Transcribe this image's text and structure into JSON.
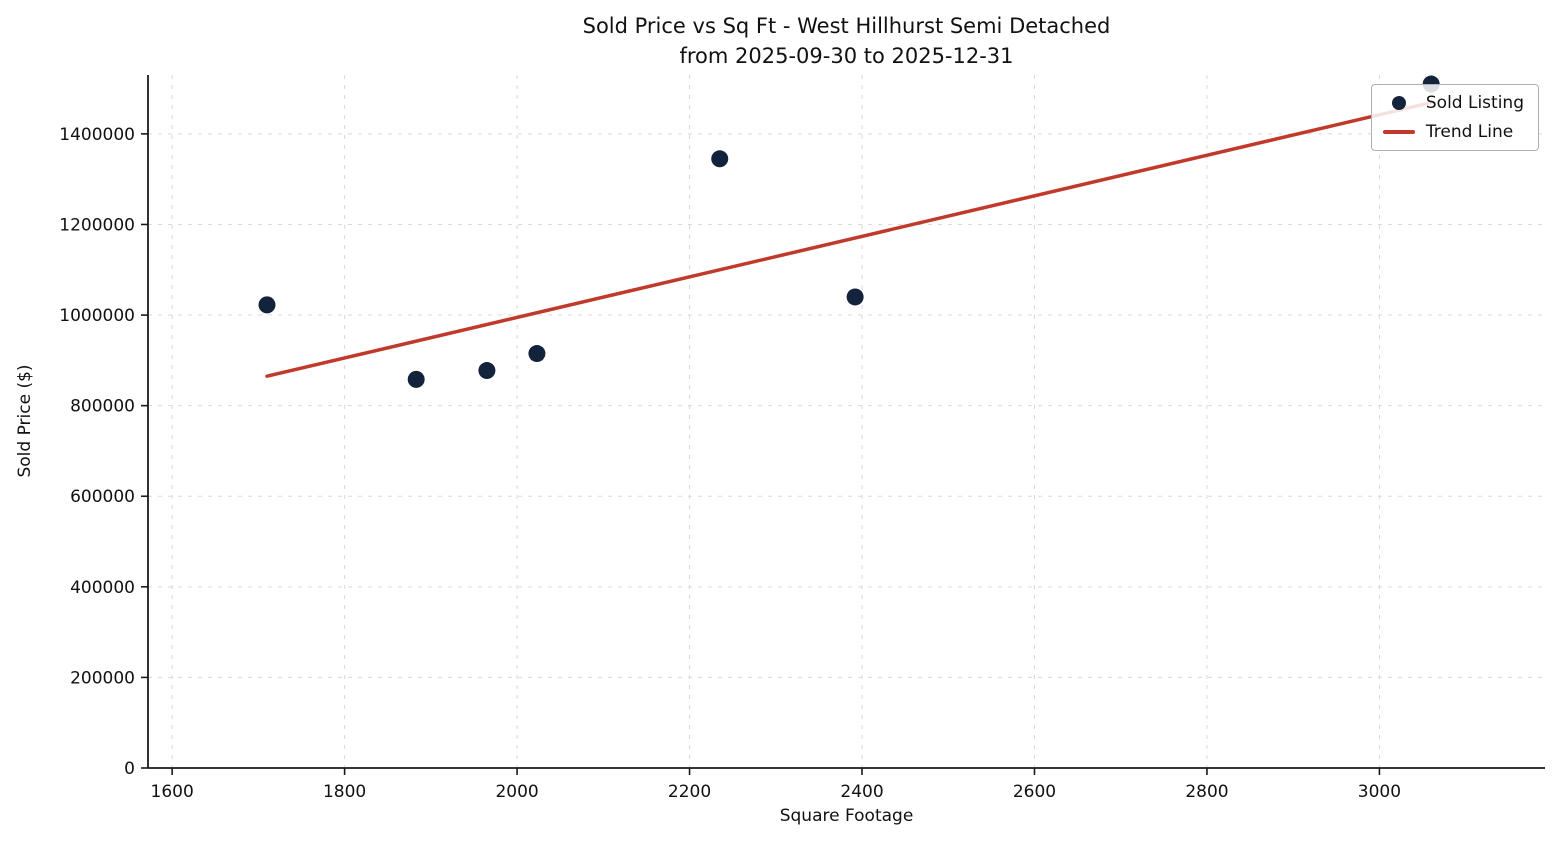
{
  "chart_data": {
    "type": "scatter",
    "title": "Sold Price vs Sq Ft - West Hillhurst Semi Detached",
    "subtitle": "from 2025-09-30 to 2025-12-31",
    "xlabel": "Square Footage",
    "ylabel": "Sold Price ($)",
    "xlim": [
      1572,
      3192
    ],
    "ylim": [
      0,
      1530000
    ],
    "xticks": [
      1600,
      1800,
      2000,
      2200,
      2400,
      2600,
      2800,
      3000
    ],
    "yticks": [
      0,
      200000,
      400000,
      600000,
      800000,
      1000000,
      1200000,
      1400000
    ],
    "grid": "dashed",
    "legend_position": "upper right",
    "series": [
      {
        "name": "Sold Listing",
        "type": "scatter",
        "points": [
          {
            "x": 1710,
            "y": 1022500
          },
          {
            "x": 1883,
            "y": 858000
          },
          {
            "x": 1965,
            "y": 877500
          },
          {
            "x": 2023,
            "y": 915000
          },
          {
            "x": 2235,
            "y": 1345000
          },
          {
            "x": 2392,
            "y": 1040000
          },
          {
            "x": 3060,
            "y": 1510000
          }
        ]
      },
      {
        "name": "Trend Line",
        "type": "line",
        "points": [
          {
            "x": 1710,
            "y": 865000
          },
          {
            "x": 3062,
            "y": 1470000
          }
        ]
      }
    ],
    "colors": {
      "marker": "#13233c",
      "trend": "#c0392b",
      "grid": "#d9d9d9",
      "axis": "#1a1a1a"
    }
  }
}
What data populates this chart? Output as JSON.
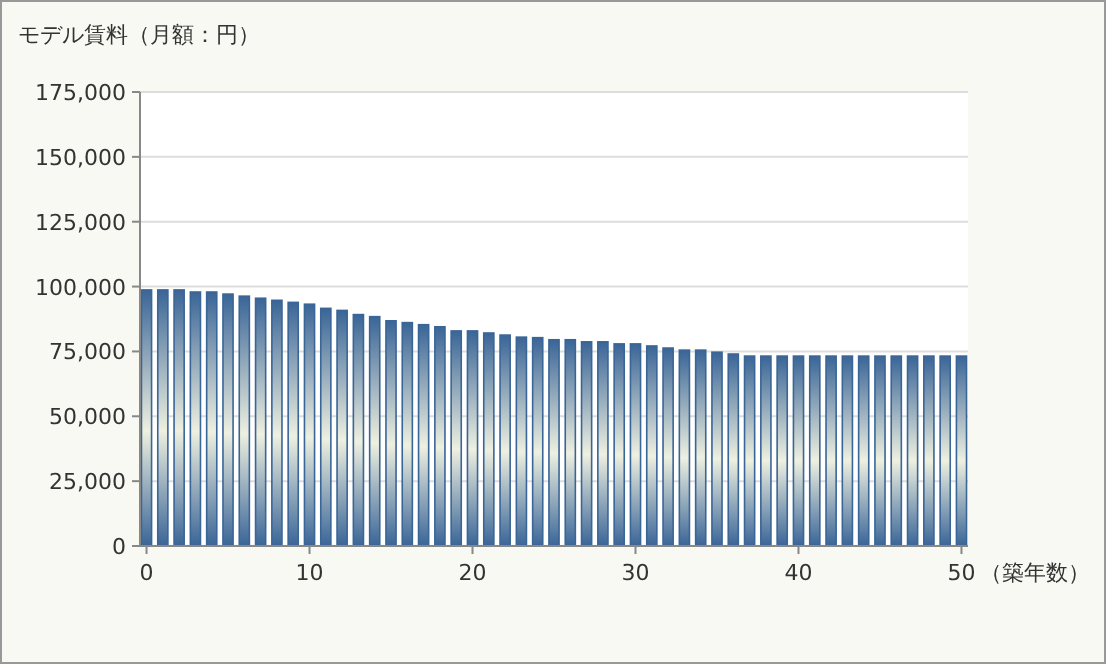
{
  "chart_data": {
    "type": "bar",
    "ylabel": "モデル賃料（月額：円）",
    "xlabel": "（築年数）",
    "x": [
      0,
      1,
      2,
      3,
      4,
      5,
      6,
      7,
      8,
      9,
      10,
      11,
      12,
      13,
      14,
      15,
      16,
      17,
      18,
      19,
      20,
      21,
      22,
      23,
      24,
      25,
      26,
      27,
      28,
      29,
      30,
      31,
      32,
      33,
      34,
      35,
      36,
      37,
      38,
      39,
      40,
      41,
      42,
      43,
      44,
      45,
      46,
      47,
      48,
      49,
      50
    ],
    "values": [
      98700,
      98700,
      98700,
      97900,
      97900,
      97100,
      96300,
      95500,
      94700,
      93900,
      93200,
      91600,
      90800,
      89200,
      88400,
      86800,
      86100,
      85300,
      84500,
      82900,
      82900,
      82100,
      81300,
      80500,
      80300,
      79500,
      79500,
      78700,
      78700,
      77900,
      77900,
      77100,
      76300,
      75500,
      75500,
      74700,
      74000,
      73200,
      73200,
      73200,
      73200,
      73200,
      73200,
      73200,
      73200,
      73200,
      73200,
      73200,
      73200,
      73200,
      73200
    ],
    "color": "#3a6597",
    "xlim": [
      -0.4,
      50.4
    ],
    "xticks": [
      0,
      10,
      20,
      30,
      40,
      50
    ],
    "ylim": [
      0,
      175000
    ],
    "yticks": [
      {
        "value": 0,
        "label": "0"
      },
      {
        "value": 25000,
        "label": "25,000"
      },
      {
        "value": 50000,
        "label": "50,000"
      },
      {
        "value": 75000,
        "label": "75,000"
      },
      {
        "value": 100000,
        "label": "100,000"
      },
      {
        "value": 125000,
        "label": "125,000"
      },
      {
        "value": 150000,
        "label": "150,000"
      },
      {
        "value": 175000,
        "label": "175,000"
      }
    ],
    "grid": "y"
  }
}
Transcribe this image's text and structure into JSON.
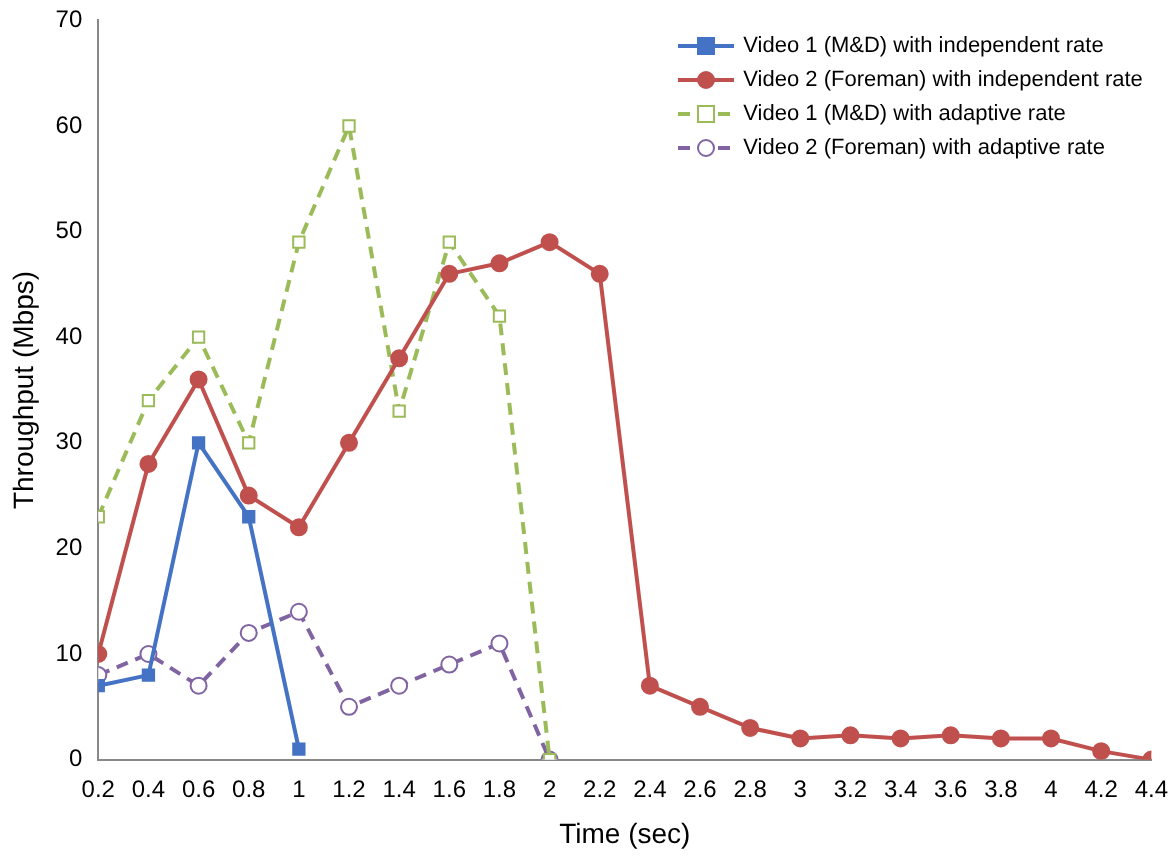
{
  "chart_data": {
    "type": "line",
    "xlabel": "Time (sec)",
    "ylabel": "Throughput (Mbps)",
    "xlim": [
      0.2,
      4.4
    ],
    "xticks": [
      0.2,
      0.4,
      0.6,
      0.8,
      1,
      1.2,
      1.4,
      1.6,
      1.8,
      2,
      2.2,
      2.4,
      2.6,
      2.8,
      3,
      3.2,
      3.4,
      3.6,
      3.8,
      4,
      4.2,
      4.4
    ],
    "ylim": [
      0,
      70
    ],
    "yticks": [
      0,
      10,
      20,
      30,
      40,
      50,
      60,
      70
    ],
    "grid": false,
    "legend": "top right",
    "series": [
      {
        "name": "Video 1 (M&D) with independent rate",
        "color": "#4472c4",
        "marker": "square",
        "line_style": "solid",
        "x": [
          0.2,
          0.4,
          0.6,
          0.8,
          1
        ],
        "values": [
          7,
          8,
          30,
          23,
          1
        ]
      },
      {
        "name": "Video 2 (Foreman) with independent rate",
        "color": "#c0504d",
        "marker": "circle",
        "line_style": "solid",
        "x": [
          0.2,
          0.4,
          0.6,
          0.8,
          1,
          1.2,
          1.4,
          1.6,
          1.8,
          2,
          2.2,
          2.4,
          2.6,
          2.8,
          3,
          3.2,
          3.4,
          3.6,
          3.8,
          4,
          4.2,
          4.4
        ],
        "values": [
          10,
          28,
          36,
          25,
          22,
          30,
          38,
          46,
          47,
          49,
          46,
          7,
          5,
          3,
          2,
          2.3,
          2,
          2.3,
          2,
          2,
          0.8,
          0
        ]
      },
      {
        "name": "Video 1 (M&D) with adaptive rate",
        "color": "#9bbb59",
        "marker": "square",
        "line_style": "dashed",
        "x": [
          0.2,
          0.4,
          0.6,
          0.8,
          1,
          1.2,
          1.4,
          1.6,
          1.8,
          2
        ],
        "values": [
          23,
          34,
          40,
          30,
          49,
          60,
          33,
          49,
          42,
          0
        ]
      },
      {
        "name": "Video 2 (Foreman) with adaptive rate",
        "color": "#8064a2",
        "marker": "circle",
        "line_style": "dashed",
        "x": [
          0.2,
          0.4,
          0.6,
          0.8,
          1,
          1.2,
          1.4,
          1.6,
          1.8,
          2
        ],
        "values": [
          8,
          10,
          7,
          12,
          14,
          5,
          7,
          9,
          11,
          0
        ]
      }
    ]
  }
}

##########

* _TO DO_
Omit each picture, then return all of the listing exactly as it stands.

* _FINAL RESULT_
Transcribe this image's text and structure into JSON.
{
  "chart_data": {
    "type": "scatter",
    "title": "Sold Price vs Sq Ft - West Hillhurst Semi Detached",
    "subtitle": "from 2025-09-30 to 2025-12-31",
    "xlabel": "Square Footage",
    "ylabel": "Sold Price ($)",
    "xlim": [
      1572,
      3192
    ],
    "ylim": [
      0,
      1530000
    ],
    "xticks": [
      1600,
      1800,
      2000,
      2200,
      2400,
      2600,
      2800,
      3000
    ],
    "yticks": [
      0,
      200000,
      400000,
      600000,
      800000,
      1000000,
      1200000,
      1400000
    ],
    "grid": "dashed",
    "legend_position": "upper right",
    "series": [
      {
        "name": "Sold Listing",
        "type": "scatter",
        "points": [
          {
            "x": 1710,
            "y": 1022500
          },
          {
            "x": 1883,
            "y": 858000
          },
          {
            "x": 1965,
            "y": 877500
          },
          {
            "x": 2023,
            "y": 915000
          },
          {
            "x": 2235,
            "y": 1345000
          },
          {
            "x": 2392,
            "y": 1040000
          },
          {
            "x": 3060,
            "y": 1510000
          }
        ]
      },
      {
        "name": "Trend Line",
        "type": "line",
        "points": [
          {
            "x": 1710,
            "y": 865000
          },
          {
            "x": 3062,
            "y": 1470000
          }
        ]
      }
    ],
    "colors": {
      "marker": "#13233c",
      "trend": "#c0392b",
      "grid": "#d9d9d9",
      "axis": "#1a1a1a"
    }
  }
}
What data populates this chart? Output as JSON.
{
  "chart_data": {
    "type": "bar",
    "ylabel": "モデル賃料（月額：円）",
    "xlabel": "（築年数）",
    "x": [
      0,
      1,
      2,
      3,
      4,
      5,
      6,
      7,
      8,
      9,
      10,
      11,
      12,
      13,
      14,
      15,
      16,
      17,
      18,
      19,
      20,
      21,
      22,
      23,
      24,
      25,
      26,
      27,
      28,
      29,
      30,
      31,
      32,
      33,
      34,
      35,
      36,
      37,
      38,
      39,
      40,
      41,
      42,
      43,
      44,
      45,
      46,
      47,
      48,
      49,
      50
    ],
    "values": [
      98700,
      98700,
      98700,
      97900,
      97900,
      97100,
      96300,
      95500,
      94700,
      93900,
      93200,
      91600,
      90800,
      89200,
      88400,
      86800,
      86100,
      85300,
      84500,
      82900,
      82900,
      82100,
      81300,
      80500,
      80300,
      79500,
      79500,
      78700,
      78700,
      77900,
      77900,
      77100,
      76300,
      75500,
      75500,
      74700,
      74000,
      73200,
      73200,
      73200,
      73200,
      73200,
      73200,
      73200,
      73200,
      73200,
      73200,
      73200,
      73200,
      73200,
      73200
    ],
    "color": "#3a6597",
    "xlim": [
      -0.4,
      50.4
    ],
    "xticks": [
      0,
      10,
      20,
      30,
      40,
      50
    ],
    "ylim": [
      0,
      175000
    ],
    "yticks": [
      {
        "value": 0,
        "label": "0"
      },
      {
        "value": 25000,
        "label": "25,000"
      },
      {
        "value": 50000,
        "label": "50,000"
      },
      {
        "value": 75000,
        "label": "75,000"
      },
      {
        "value": 100000,
        "label": "100,000"
      },
      {
        "value": 125000,
        "label": "125,000"
      },
      {
        "value": 150000,
        "label": "150,000"
      },
      {
        "value": 175000,
        "label": "175,000"
      }
    ],
    "grid": "y"
  }
}
Transcribe this image's text and structure into JSON.
{
  "chart_data": {
    "type": "line",
    "xlabel": "Time (sec)",
    "ylabel": "Throughput (Mbps)",
    "xlim": [
      0.2,
      4.4
    ],
    "xticks": [
      0.2,
      0.4,
      0.6,
      0.8,
      1,
      1.2,
      1.4,
      1.6,
      1.8,
      2,
      2.2,
      2.4,
      2.6,
      2.8,
      3,
      3.2,
      3.4,
      3.6,
      3.8,
      4,
      4.2,
      4.4
    ],
    "ylim": [
      0,
      70
    ],
    "yticks": [
      0,
      10,
      20,
      30,
      40,
      50,
      60,
      70
    ],
    "grid": false,
    "legend": "top right",
    "series": [
      {
        "name": "Video 1 (M&D) with independent rate",
        "color": "#4472c4",
        "marker": "square",
        "line_style": "solid",
        "x": [
          0.2,
          0.4,
          0.6,
          0.8,
          1
        ],
        "values": [
          7,
          8,
          30,
          23,
          1
        ]
      },
      {
        "name": "Video 2 (Foreman) with independent rate",
        "color": "#c0504d",
        "marker": "circle",
        "line_style": "solid",
        "x": [
          0.2,
          0.4,
          0.6,
          0.8,
          1,
          1.2,
          1.4,
          1.6,
          1.8,
          2,
          2.2,
          2.4,
          2.6,
          2.8,
          3,
          3.2,
          3.4,
          3.6,
          3.8,
          4,
          4.2,
          4.4
        ],
        "values": [
          10,
          28,
          36,
          25,
          22,
          30,
          38,
          46,
          47,
          49,
          46,
          7,
          5,
          3,
          2,
          2.3,
          2,
          2.3,
          2,
          2,
          0.8,
          0
        ]
      },
      {
        "name": "Video 1 (M&D) with adaptive rate",
        "color": "#9bbb59",
        "marker": "square",
        "line_style": "dashed",
        "x": [
          0.2,
          0.4,
          0.6,
          0.8,
          1,
          1.2,
          1.4,
          1.6,
          1.8,
          2
        ],
        "values": [
          23,
          34,
          40,
          30,
          49,
          60,
          33,
          49,
          42,
          0
        ]
      },
      {
        "name": "Video 2 (Foreman) with adaptive rate",
        "color": "#8064a2",
        "marker": "circle",
        "line_style": "dashed",
        "x": [
          0.2,
          0.4,
          0.6,
          0.8,
          1,
          1.2,
          1.4,
          1.6,
          1.8,
          2
        ],
        "values": [
          8,
          10,
          7,
          12,
          14,
          5,
          7,
          9,
          11,
          0
        ]
      }
    ]
  }
}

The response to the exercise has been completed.